DATASET RECORDS –
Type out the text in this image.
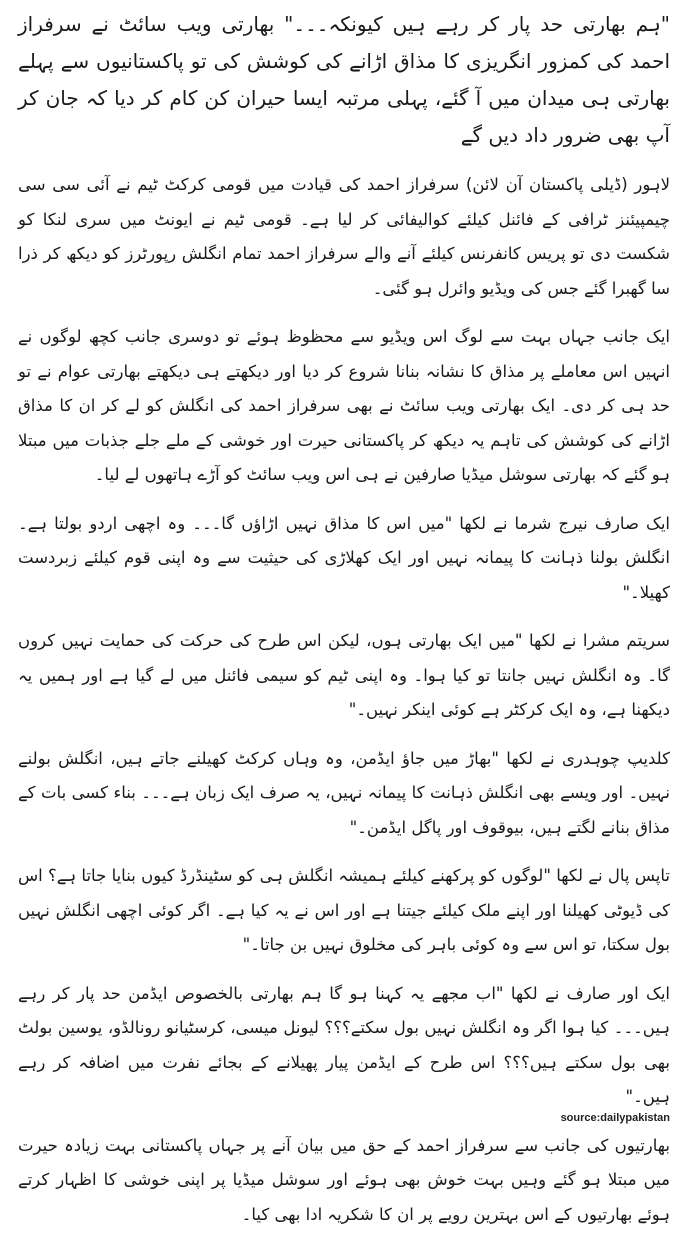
"ہم بھارتی حد پار کر رہے ہیں کیونکہ۔۔۔" بھارتی ویب سائٹ نے سرفراز احمد کی کمزور انگریزی کا مذاق اڑانے کی کوشش کی تو پاکستانیوں سے پہلے بھارتی ہی میدان میں آ گئے، پہلی مرتبہ ایسا حیران کن کام کر دیا کہ جان کر آپ بھی ضرور داد دیں گے

لاہور (ڈیلی پاکستان آن لائن) سرفراز احمد کی قیادت میں قومی کرکٹ ٹیم نے آئی سی سی چیمپیئنز ٹرافی کے فائنل کیلئے کوالیفائی کر لیا ہے۔ قومی ٹیم نے ایونٹ میں سری لنکا کو شکست دی تو پریس کانفرنس کیلئے آنے والے سرفراز احمد تمام انگلش رپورٹرز کو دیکھ کر ذرا سا گھبرا گئے جس کی ویڈیو وائرل ہو گئی۔

ایک جانب جہاں بہت سے لوگ اس ویڈیو سے محظوظ ہوئے تو دوسری جانب کچھ لوگوں نے انہیں اس معاملے پر مذاق کا نشانہ بنانا شروع کر دیا اور دیکھتے ہی دیکھتے بھارتی عوام نے تو حد ہی کر دی۔ ایک بھارتی ویب سائٹ نے بھی سرفراز احمد کی انگلش کو لے کر ان کا مذاق اڑانے کی کوشش کی تاہم یہ دیکھ کر پاکستانی حیرت اور خوشی کے ملے جلے جذبات میں مبتلا ہو گئے کہ بھارتی سوشل میڈیا صارفین نے ہی اس ویب سائٹ کو آڑے ہاتھوں لے لیا۔

ایک صارف نیرج شرما نے لکھا "میں اس کا مذاق نہیں اڑاؤں گا۔۔۔ وہ اچھی اردو بولتا ہے۔ انگلش بولنا ذہانت کا پیمانہ نہیں اور ایک کھلاڑی کی حیثیت سے وہ اپنی قوم کیلئے زبردست کھیلا۔"

سریتم مشرا نے لکھا "میں ایک بھارتی ہوں، لیکن اس طرح کی حرکت کی حمایت نہیں کروں گا۔ وہ انگلش نہیں جانتا تو کیا ہوا۔ وہ اپنی ٹیم کو سیمی فائنل میں لے گیا ہے اور ہمیں یہ دیکھنا ہے، وہ ایک کرکٹر ہے کوئی اینکر نہیں۔"

کلدیپ چوہدری نے لکھا "بھاڑ میں جاؤ ایڈمن، وہ وہاں کرکٹ کھیلنے جاتے ہیں، انگلش بولنے نہیں۔ اور ویسے بھی انگلش ذہانت کا پیمانہ نہیں، یہ صرف ایک زبان ہے۔۔۔ بناء کسی بات کے مذاق بنانے لگتے ہیں، بیوقوف اور پاگل ایڈمن۔"

تاپس پال نے لکھا "لوگوں کو پرکھنے کیلئے ہمیشہ انگلش ہی کو سٹینڈرڈ کیوں بنایا جاتا ہے؟ اس کی ڈیوٹی کھیلنا اور اپنے ملک کیلئے جیتنا ہے اور اس نے یہ کیا ہے۔ اگر کوئی اچھی انگلش نہیں بول سکتا، تو اس سے وہ کوئی باہر کی مخلوق نہیں بن جاتا۔"

ایک اور صارف نے لکھا "اب مجھے یہ کہنا ہو گا ہم بھارتی بالخصوص ایڈمن حد پار کر رہے ہیں۔۔۔ کیا ہوا اگر وہ انگلش نہیں بول سکتے؟؟؟ لیونل میسی، کرسٹیانو رونالڈو، یوسین بولٹ بھی بول سکتے ہیں؟؟؟ اس طرح کے ایڈمن پیار پھیلانے کے بجائے نفرت میں اضافہ کر رہے ہیں۔"

بھارتیوں کی جانب سے سرفراز احمد کے حق میں بیان آنے پر جہاں پاکستانی بہت زیادہ حیرت میں مبتلا ہو گئے وہیں بہت خوش بھی ہوئے اور سوشل میڈیا پر اپنی خوشی کا اظہار کرتے ہوئے بھارتیوں کے اس بہترین رویے پر ان کا شکریہ ادا بھی کیا۔

source:dailypakistan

PROBLEM STATEMENT – Look through the material above and pick out each line holding the word "ایڈمن".

WORKED SOLUTION –
کلدیپ چوہدری نے لکھا "بھاڑ میں جاؤ ایڈمن، وہ وہاں کرکٹ کھیلنے جاتے ہیں، انگلش بولنے نہیں۔ اور ویسے بھی انگلش ذہانت کا پیمانہ نہیں، یہ صرف ایک زبان ہے۔۔۔ بناء کسی بات کے مذاق بنانے لگتے ہیں، بیوقوف اور پاگل ایڈمن۔"
ایک اور صارف نے لکھا "اب مجھے یہ کہنا ہو گا ہم بھارتی بالخصوص ایڈمن حد پار کر رہے ہیں۔۔۔ کیا ہوا اگر وہ انگلش نہیں بول سکتے؟؟؟ لیونل میسی، کرسٹیانو رونالڈو، یوسین بولٹ بھی بول سکتے ہیں؟؟؟ اس طرح کے ایڈمن پیار پھیلانے کے بجائے نفرت میں اضافہ کر رہے ہیں۔"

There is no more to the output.